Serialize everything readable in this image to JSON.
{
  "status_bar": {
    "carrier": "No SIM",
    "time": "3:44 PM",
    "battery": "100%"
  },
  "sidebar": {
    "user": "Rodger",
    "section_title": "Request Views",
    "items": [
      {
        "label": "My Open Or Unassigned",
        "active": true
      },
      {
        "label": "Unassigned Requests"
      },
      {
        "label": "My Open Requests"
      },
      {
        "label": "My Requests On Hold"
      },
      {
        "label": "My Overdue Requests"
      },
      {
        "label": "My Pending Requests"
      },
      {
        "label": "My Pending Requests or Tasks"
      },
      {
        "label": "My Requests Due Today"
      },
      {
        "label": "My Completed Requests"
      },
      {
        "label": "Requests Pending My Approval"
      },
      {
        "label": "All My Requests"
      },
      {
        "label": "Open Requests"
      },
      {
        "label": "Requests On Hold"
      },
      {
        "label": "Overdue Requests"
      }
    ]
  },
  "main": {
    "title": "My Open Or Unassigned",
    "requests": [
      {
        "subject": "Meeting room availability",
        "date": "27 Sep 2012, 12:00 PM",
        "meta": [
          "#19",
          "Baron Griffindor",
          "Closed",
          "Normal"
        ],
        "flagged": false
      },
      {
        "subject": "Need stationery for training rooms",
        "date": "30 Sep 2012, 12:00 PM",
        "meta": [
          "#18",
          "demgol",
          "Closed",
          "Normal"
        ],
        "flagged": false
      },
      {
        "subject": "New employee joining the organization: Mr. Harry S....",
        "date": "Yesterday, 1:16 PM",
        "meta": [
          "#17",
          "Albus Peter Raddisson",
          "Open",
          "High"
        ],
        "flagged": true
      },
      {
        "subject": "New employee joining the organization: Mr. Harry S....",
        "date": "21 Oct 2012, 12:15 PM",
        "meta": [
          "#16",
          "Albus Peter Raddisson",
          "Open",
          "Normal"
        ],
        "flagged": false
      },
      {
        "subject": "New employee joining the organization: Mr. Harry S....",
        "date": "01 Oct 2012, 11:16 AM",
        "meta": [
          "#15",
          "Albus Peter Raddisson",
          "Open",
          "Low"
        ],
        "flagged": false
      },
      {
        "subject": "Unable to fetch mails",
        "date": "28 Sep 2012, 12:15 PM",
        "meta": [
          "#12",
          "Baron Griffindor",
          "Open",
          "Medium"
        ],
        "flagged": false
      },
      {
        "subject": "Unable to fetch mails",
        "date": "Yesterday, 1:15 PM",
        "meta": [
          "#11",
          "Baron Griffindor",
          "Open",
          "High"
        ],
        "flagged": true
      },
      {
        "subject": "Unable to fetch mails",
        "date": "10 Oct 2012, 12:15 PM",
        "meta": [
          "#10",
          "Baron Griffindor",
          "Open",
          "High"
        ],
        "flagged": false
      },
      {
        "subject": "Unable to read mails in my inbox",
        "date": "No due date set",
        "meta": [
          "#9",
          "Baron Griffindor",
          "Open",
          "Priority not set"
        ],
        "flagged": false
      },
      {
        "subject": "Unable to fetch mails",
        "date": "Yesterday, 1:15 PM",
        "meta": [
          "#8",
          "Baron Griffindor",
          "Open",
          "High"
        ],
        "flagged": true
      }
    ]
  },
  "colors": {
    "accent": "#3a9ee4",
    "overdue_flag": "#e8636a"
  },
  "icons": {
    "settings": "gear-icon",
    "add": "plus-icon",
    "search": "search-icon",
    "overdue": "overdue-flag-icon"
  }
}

→ **INSTRUCTIONS FOR THE TASK**: Display every line of the listing that contains the string "Pending".

→ **OUTPUT OF THE EXERCISE**:
        "label": "My Pending Requests"
        "label": "My Pending Requests or Tasks"
        "label": "Requests Pending My Approval"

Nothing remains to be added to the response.